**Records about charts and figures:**
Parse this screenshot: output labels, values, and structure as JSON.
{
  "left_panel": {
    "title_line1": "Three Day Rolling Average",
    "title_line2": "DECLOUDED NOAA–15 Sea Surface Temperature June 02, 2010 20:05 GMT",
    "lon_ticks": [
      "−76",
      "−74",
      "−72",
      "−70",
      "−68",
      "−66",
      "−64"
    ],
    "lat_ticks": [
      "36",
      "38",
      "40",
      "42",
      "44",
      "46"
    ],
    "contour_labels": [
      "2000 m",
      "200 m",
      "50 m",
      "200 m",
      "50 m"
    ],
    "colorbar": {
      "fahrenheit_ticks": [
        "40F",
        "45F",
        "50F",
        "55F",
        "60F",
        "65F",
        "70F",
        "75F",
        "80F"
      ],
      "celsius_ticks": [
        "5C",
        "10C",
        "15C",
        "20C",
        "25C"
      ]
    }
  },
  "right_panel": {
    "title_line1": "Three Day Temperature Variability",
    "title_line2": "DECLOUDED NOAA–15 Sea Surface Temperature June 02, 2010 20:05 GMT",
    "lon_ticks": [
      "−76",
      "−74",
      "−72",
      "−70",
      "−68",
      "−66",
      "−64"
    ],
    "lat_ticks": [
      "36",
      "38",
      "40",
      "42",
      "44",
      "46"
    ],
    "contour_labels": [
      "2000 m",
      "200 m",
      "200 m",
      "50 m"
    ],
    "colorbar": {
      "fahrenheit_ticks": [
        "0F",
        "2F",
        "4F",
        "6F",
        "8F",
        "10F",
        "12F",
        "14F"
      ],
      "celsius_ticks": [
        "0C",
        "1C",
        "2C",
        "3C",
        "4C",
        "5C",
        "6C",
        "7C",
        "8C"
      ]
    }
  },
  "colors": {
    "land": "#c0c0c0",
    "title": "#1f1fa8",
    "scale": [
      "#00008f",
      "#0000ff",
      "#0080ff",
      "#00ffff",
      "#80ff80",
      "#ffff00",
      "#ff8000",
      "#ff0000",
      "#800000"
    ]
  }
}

**EXERCISE INSTRUCTIONS:** Quote the entire listing above exactly.

**FINAL ANSWER:**
Parse this screenshot: output labels, values, and structure as JSON.
{
  "left_panel": {
    "title_line1": "Three Day Rolling Average",
    "title_line2": "DECLOUDED NOAA–15 Sea Surface Temperature June 02, 2010 20:05 GMT",
    "lon_ticks": [
      "−76",
      "−74",
      "−72",
      "−70",
      "−68",
      "−66",
      "−64"
    ],
    "lat_ticks": [
      "36",
      "38",
      "40",
      "42",
      "44",
      "46"
    ],
    "contour_labels": [
      "2000 m",
      "200 m",
      "50 m",
      "200 m",
      "50 m"
    ],
    "colorbar": {
      "fahrenheit_ticks": [
        "40F",
        "45F",
        "50F",
        "55F",
        "60F",
        "65F",
        "70F",
        "75F",
        "80F"
      ],
      "celsius_ticks": [
        "5C",
        "10C",
        "15C",
        "20C",
        "25C"
      ]
    }
  },
  "right_panel": {
    "title_line1": "Three Day Temperature Variability",
    "title_line2": "DECLOUDED NOAA–15 Sea Surface Temperature June 02, 2010 20:05 GMT",
    "lon_ticks": [
      "−76",
      "−74",
      "−72",
      "−70",
      "−68",
      "−66",
      "−64"
    ],
    "lat_ticks": [
      "36",
      "38",
      "40",
      "42",
      "44",
      "46"
    ],
    "contour_labels": [
      "2000 m",
      "200 m",
      "200 m",
      "50 m"
    ],
    "colorbar": {
      "fahrenheit_ticks": [
        "0F",
        "2F",
        "4F",
        "6F",
        "8F",
        "10F",
        "12F",
        "14F"
      ],
      "celsius_ticks": [
        "0C",
        "1C",
        "2C",
        "3C",
        "4C",
        "5C",
        "6C",
        "7C",
        "8C"
      ]
    }
  },
  "colors": {
    "land": "#c0c0c0",
    "title": "#1f1fa8",
    "scale": [
      "#00008f",
      "#0000ff",
      "#0080ff",
      "#00ffff",
      "#80ff80",
      "#ffff00",
      "#ff8000",
      "#ff0000",
      "#800000"
    ]
  }
}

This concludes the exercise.